■ **SET PROBLEM**: For the material that follows, list every line containing the word "продаж".

[Records from a dataset]
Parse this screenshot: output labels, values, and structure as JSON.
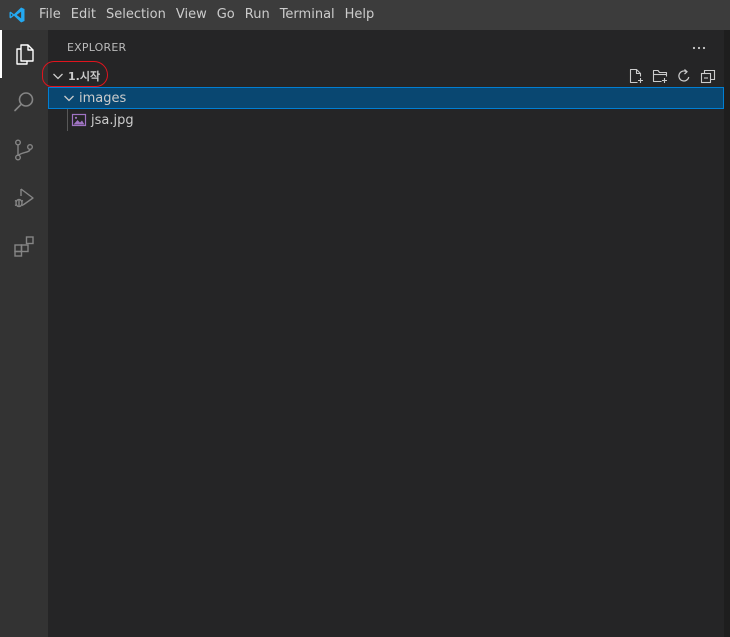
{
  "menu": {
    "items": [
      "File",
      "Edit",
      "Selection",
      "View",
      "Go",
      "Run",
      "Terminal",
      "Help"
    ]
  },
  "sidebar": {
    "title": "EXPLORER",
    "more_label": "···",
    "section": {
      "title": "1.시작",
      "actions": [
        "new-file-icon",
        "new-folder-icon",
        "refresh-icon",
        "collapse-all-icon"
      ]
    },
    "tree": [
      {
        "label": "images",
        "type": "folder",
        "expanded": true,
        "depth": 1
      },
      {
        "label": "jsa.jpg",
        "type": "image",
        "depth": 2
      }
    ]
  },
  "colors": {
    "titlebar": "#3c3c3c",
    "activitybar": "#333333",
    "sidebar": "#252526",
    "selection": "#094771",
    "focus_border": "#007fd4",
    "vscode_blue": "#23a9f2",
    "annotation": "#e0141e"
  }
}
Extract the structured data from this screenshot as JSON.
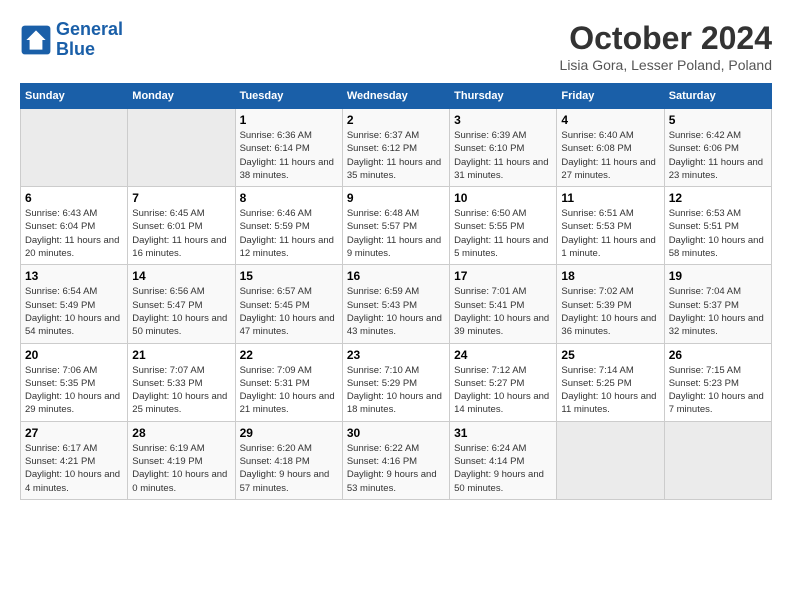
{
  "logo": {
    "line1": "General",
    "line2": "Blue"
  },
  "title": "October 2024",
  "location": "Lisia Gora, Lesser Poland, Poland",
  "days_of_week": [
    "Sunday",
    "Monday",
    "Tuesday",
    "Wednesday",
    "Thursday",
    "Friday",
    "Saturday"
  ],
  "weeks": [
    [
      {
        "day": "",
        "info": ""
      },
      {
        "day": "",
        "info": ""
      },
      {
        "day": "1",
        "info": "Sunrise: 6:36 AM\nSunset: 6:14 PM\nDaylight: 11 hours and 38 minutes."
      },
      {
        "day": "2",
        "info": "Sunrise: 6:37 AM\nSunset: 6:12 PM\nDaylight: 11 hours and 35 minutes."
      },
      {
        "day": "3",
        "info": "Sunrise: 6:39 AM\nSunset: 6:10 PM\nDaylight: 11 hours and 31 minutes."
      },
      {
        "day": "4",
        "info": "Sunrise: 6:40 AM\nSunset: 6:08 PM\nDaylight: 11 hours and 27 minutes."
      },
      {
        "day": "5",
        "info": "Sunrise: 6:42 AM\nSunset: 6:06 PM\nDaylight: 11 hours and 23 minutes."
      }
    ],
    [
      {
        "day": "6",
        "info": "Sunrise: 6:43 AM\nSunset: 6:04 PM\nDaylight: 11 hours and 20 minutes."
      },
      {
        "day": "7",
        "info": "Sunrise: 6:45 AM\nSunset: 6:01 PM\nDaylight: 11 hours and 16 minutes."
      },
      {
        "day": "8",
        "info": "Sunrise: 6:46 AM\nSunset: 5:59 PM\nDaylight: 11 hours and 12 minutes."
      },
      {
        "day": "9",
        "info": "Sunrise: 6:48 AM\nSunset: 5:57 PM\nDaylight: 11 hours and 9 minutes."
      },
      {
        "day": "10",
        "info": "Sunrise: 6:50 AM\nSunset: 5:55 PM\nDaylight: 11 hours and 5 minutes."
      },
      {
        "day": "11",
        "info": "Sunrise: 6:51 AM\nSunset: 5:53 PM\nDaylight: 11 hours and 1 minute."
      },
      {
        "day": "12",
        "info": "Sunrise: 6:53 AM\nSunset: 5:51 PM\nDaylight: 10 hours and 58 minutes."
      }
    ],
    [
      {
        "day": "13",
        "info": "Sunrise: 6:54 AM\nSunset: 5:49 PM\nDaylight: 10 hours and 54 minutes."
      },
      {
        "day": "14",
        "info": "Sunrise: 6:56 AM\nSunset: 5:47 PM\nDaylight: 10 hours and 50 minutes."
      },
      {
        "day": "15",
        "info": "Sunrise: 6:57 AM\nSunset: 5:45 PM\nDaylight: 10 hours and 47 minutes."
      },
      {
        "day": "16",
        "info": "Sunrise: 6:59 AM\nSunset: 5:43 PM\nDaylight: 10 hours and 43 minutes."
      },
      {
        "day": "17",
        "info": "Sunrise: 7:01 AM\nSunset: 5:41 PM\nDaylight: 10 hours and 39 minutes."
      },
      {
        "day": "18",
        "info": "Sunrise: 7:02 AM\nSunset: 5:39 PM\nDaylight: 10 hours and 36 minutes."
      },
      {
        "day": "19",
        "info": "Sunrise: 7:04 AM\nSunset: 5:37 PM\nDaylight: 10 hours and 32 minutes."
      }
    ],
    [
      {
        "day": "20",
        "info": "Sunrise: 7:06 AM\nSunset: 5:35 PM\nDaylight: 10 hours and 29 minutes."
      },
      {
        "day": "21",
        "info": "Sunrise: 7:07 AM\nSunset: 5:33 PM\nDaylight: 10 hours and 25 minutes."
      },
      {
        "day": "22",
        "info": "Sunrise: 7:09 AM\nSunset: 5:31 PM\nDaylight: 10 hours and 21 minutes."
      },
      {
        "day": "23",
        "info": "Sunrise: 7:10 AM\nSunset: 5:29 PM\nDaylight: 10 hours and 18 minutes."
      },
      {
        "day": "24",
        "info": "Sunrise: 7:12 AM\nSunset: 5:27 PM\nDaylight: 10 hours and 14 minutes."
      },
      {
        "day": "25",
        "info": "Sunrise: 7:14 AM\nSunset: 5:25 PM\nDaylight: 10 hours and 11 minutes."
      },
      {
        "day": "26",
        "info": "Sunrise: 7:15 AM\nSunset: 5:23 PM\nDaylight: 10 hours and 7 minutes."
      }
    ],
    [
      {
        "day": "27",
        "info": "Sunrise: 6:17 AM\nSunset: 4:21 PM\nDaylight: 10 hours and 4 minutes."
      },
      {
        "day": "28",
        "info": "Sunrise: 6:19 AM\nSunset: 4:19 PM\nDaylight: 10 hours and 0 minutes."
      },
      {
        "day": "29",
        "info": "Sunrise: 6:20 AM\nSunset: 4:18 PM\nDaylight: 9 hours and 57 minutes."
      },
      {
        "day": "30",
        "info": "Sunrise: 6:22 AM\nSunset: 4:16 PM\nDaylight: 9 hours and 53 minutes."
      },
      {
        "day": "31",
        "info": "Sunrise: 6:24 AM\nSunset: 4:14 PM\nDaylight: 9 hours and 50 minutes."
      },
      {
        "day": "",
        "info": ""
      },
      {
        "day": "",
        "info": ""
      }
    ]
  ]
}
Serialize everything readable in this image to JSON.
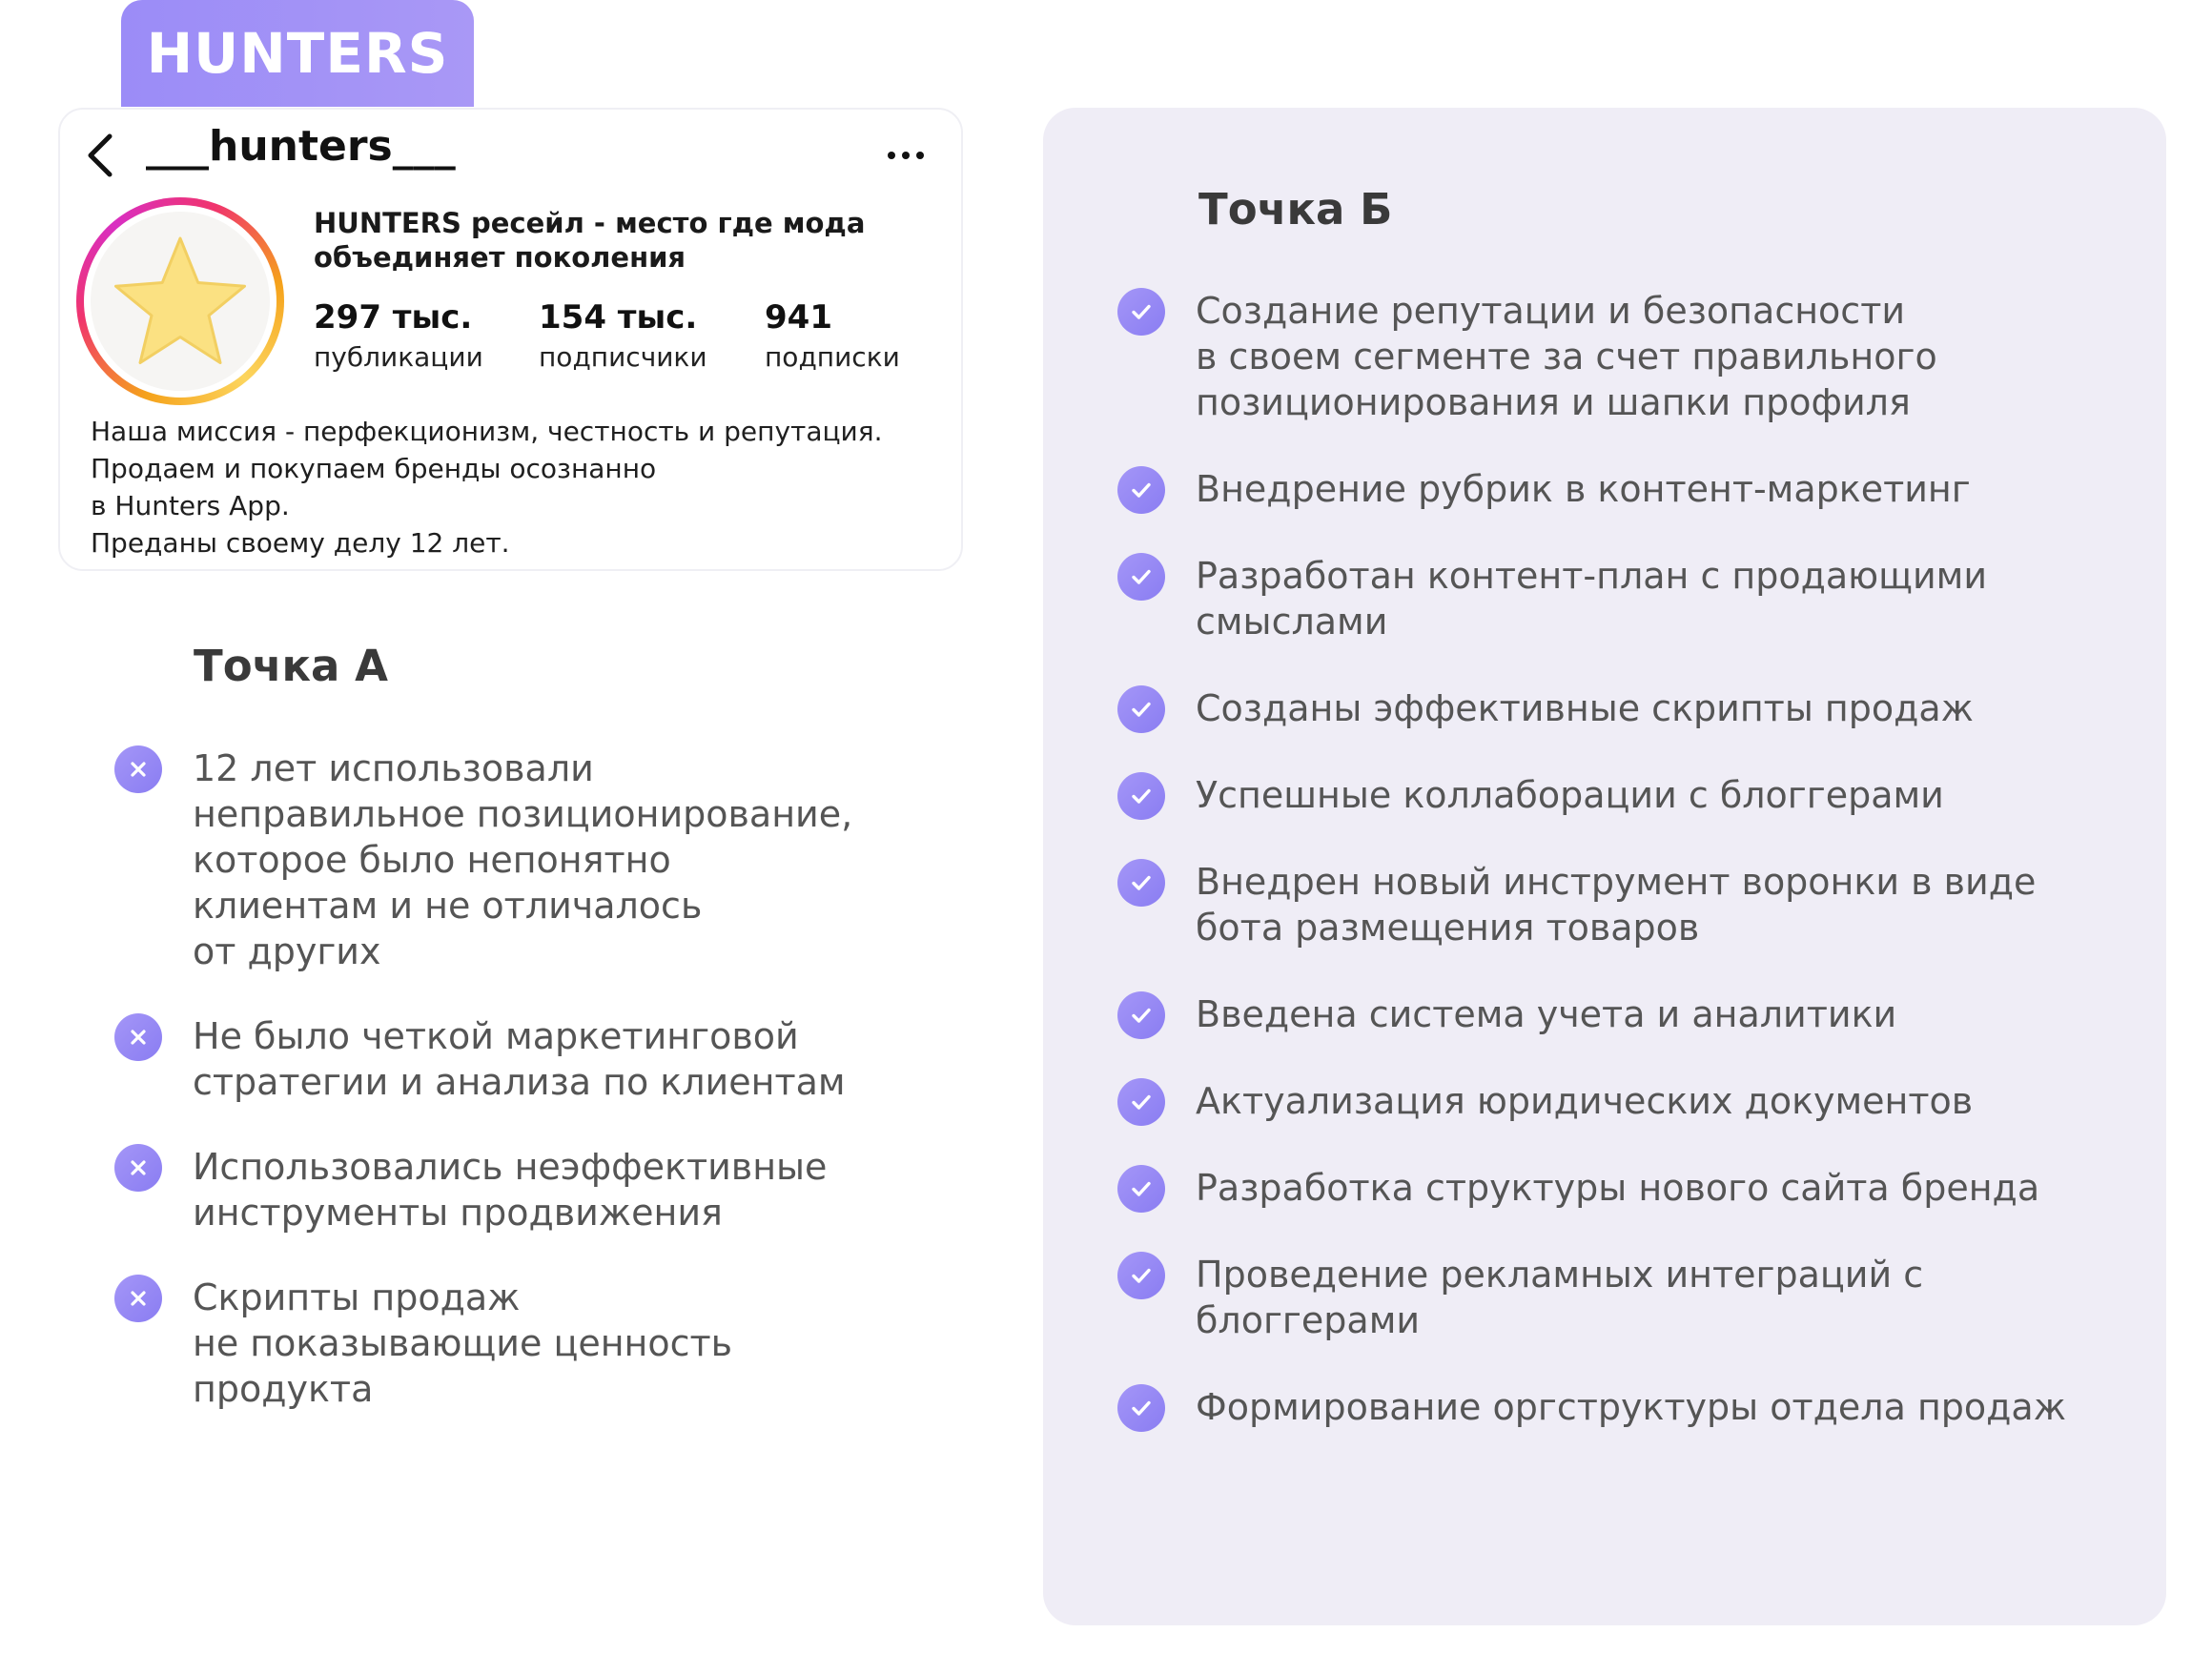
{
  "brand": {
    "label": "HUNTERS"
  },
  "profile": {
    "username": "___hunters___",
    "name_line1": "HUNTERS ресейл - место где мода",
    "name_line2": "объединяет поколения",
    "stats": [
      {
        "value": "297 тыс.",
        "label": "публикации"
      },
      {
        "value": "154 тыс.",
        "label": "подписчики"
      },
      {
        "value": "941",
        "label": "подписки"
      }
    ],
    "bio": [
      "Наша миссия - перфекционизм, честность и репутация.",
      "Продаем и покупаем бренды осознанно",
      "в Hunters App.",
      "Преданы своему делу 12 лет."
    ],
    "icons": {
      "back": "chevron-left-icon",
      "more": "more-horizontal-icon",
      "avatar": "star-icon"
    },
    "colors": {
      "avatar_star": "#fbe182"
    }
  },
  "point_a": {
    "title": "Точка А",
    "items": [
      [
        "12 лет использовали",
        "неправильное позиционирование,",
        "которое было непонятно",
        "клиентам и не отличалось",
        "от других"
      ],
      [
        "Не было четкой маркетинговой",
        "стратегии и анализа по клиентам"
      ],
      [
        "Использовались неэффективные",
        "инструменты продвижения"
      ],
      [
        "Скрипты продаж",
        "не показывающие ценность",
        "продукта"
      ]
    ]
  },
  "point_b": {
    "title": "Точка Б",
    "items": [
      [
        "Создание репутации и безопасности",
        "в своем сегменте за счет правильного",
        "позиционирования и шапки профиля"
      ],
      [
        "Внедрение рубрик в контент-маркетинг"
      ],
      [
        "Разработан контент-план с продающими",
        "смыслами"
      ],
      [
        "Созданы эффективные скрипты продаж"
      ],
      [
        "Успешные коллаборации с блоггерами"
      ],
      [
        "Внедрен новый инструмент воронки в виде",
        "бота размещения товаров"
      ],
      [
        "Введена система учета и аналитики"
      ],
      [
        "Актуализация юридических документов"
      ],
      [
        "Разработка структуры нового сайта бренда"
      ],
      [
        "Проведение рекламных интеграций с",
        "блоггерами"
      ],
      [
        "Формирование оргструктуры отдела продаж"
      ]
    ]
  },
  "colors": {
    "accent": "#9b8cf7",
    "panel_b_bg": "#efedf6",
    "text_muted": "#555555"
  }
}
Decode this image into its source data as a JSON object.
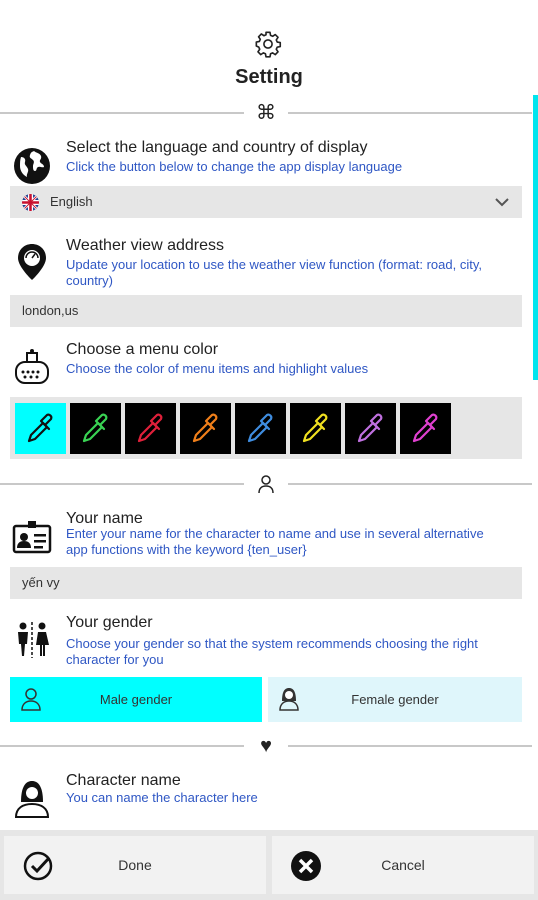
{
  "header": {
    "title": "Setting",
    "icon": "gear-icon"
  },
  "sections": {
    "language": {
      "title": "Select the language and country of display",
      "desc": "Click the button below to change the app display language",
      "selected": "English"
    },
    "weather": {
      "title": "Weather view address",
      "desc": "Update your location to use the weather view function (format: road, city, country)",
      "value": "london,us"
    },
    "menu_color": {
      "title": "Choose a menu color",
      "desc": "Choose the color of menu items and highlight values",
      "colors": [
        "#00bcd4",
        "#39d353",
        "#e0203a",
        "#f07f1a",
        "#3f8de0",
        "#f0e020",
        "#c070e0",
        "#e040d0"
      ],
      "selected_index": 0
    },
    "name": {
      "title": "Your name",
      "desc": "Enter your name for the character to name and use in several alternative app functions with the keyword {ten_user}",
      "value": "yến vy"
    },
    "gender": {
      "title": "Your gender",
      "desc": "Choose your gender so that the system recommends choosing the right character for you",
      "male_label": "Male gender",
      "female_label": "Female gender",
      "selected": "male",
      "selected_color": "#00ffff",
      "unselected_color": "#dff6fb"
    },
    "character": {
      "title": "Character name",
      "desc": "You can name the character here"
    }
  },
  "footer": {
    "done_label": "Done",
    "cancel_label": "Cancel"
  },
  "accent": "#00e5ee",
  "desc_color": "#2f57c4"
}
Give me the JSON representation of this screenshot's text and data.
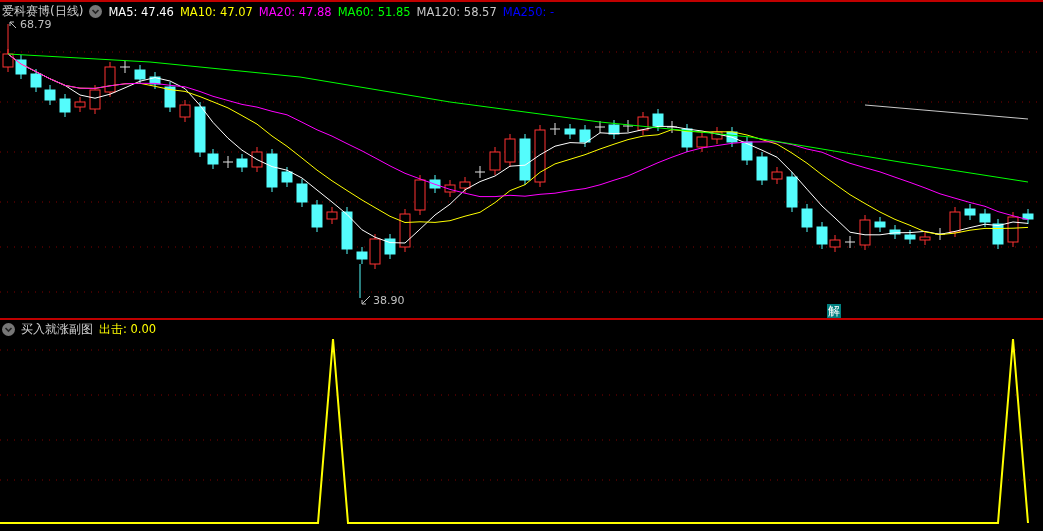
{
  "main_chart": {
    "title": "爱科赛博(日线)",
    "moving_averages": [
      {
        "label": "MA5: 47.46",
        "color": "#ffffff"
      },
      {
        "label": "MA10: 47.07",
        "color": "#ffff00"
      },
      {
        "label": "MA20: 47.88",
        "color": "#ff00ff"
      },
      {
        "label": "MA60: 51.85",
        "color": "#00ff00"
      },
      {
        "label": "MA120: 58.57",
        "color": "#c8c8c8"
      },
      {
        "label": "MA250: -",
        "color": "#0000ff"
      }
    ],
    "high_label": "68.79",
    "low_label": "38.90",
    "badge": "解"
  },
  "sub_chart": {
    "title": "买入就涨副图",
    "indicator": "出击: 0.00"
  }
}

■ **FINISHED TASK**:
        "Скрипты продаж",
        "Созданы эффективные скрипты продаж"
        "Формирование оргструктуры отдела продаж"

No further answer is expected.